*** RECORDS PROVIDED Section Begins ***
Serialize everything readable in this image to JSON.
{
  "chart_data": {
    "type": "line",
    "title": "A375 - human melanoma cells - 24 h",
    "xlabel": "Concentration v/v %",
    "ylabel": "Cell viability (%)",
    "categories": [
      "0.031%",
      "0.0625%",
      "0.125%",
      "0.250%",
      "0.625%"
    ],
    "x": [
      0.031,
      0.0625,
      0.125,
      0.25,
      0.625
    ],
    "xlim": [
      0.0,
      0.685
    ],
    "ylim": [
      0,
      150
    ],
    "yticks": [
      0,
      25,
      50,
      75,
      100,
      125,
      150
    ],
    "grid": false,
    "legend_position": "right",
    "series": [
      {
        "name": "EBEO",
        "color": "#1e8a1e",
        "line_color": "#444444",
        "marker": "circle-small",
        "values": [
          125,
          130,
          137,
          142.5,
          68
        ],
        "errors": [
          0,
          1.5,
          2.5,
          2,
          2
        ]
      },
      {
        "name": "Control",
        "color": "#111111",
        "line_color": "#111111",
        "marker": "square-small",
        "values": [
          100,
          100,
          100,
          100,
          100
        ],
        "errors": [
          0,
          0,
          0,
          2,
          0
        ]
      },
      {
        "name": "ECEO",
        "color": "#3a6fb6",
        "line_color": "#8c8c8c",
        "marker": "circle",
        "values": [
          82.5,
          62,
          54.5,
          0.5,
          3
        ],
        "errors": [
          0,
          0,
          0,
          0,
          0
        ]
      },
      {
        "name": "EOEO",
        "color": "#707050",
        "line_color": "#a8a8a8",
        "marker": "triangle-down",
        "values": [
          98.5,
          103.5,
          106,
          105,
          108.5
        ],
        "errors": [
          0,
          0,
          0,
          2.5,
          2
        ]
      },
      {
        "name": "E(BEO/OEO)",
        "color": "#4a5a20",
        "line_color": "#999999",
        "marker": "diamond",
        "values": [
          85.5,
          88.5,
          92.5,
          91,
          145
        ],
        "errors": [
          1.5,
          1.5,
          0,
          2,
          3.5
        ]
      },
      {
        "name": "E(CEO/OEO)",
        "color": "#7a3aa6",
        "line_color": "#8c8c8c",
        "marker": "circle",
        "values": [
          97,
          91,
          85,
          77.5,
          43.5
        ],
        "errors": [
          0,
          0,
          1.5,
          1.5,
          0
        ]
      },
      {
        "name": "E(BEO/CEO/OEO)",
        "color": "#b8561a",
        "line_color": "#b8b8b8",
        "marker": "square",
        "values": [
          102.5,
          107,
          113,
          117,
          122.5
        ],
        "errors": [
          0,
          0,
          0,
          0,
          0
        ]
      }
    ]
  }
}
*** RECORDS PROVIDED Section Ends ***
WHAT IS BEING ASKED ->
The number alone, please: how many lines in the data contain the string "small"?

RESULT OF THE TASK ->
2